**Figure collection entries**
________

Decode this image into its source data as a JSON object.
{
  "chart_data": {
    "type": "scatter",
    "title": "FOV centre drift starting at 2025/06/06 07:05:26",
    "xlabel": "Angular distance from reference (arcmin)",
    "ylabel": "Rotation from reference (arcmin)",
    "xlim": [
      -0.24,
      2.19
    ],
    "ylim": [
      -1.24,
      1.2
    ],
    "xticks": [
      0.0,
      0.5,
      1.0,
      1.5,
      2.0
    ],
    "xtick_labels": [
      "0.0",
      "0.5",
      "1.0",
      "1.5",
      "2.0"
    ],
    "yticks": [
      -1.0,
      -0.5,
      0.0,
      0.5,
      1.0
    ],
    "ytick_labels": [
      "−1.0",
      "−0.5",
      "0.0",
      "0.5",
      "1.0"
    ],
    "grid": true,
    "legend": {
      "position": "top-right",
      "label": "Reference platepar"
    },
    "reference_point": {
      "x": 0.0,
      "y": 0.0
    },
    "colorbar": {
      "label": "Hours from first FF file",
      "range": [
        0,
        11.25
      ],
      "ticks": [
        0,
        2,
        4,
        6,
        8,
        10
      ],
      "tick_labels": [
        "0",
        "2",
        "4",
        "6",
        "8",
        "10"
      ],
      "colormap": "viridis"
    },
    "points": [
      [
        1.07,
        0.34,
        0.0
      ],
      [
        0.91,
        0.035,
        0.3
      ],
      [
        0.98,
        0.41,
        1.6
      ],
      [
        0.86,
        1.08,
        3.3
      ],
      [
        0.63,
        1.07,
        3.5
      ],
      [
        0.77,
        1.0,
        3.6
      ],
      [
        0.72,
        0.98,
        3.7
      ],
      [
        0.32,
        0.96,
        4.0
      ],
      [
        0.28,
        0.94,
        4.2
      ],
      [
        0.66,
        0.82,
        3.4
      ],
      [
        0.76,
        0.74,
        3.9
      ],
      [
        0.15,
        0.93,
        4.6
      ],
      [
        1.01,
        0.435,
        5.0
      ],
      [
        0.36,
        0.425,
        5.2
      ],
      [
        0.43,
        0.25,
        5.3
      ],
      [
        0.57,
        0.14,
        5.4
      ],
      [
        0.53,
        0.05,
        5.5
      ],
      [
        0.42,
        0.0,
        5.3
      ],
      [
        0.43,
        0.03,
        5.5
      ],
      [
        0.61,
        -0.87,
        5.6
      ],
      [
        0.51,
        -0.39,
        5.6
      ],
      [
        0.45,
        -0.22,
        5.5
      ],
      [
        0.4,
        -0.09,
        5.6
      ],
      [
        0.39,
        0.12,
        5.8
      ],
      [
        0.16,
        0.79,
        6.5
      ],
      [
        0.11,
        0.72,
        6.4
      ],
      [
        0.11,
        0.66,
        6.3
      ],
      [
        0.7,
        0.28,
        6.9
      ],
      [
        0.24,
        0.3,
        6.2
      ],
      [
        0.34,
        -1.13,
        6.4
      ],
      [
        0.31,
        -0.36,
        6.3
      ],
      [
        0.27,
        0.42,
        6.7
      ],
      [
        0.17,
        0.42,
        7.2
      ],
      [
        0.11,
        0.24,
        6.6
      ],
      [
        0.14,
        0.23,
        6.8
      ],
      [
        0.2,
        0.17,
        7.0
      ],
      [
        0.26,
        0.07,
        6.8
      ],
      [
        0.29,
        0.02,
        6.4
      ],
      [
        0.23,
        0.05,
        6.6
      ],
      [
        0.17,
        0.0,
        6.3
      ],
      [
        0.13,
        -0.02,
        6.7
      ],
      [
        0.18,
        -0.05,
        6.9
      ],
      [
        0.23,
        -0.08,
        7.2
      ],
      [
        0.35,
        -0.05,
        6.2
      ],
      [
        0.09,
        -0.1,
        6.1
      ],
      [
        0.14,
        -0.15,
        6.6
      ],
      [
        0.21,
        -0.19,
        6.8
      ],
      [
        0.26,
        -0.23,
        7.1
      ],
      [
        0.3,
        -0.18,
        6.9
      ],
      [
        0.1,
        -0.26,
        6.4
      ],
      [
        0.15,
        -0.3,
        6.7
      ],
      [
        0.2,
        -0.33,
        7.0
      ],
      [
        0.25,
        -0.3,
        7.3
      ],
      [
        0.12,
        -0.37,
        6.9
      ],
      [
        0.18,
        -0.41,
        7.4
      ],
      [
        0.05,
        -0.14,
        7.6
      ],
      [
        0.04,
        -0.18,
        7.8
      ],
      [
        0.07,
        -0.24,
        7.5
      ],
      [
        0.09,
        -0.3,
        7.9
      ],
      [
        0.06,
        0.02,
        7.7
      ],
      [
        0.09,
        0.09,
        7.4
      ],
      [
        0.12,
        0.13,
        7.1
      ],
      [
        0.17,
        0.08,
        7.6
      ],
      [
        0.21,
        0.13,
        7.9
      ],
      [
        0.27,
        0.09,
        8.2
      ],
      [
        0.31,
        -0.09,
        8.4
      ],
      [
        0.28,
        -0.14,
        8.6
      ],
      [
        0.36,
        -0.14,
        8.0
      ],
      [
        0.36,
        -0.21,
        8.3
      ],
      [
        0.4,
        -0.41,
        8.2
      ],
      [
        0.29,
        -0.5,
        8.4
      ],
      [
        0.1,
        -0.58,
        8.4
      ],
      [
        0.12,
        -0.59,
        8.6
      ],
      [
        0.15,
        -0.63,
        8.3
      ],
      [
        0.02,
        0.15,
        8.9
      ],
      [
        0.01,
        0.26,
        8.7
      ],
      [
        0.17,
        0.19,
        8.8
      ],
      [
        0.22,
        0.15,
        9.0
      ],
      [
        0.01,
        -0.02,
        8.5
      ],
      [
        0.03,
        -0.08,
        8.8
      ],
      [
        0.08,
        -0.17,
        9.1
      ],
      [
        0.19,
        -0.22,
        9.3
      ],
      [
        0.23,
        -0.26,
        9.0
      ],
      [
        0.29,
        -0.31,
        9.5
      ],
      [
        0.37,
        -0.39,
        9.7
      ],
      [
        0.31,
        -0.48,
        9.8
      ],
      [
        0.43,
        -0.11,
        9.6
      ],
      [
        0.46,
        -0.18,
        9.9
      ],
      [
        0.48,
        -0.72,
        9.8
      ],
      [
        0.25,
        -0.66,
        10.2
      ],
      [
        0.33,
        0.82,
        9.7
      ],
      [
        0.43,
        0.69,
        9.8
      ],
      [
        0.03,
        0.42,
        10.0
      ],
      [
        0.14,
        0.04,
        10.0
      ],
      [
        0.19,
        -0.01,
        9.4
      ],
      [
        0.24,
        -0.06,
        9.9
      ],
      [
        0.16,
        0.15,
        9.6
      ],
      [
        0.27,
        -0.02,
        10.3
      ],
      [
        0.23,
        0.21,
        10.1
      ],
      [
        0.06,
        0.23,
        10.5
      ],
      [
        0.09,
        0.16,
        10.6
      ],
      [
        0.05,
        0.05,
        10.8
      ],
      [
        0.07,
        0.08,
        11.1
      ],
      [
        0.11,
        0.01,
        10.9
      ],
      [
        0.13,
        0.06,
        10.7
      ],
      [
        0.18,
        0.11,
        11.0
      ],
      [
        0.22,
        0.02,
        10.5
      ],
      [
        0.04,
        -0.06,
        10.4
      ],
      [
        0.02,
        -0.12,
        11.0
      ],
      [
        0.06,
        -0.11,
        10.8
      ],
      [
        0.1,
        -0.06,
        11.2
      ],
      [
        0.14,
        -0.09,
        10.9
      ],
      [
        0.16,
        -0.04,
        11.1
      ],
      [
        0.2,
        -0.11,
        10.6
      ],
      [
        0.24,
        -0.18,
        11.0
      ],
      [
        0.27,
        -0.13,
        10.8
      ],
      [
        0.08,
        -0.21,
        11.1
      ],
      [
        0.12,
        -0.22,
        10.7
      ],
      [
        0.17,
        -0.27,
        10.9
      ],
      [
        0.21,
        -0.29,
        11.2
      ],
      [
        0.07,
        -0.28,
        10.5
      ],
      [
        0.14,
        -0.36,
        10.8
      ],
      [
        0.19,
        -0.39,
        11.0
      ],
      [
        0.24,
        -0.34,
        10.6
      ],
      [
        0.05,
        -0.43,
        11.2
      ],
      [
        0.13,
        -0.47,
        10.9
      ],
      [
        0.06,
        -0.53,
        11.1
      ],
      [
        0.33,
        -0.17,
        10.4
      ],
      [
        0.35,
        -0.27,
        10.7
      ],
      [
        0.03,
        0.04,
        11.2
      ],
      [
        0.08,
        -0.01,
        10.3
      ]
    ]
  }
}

________

**Set exercise**
Above are entries; state the number of lines among them that contain "arcmin", and nothing else.

**Worked solution**
2